# Instructions to follow:
Return all entries word for word, but drop any images.

(Collected data entries)

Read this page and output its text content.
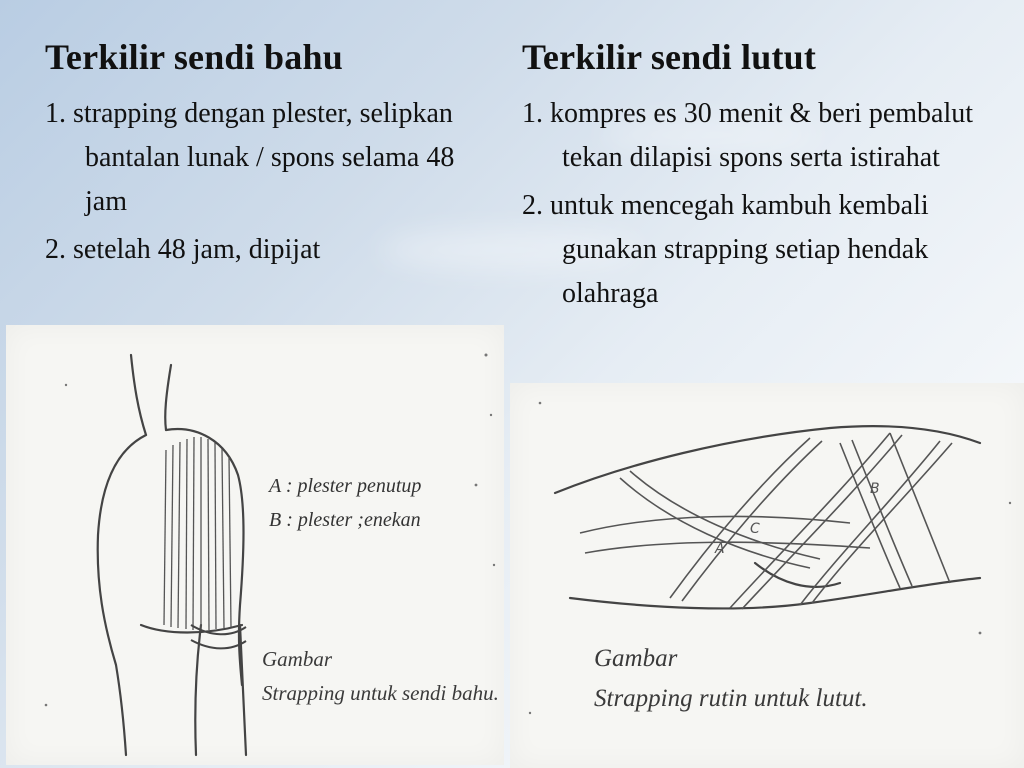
Terkilir sendi bahu
1. strapping dengan plester, selipkan bantalan lunak / spons selama 48 jam
2. setelah 48 jam, dipijat
Terkilir sendi lutut
1. kompres es 30 menit & beri pembalut tekan dilapisi spons serta istirahat
2. untuk mencegah kambuh kembali gunakan strapping setiap hendak olahraga
A : plester penutup
B : plester ;enekan
Gambar
Strapping untuk sendi bahu.
C
B
A
Gambar
Strapping rutin untuk lutut.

# Exercise response:
Read this page and output its text content.
Terkilir sendi bahu
1. strapping dengan plester, selipkan bantalan lunak / spons selama 48 jam
2. setelah 48 jam, dipijat
Terkilir sendi lutut
1. kompres es 30 menit & beri pembalut tekan dilapisi spons serta istirahat
2. untuk mencegah kambuh kembali gunakan strapping setiap hendak olahraga
A : plester penutup
B : plester ;enekan
Gambar
Strapping untuk sendi bahu.
C
B
A
Gambar
Strapping rutin untuk lutut.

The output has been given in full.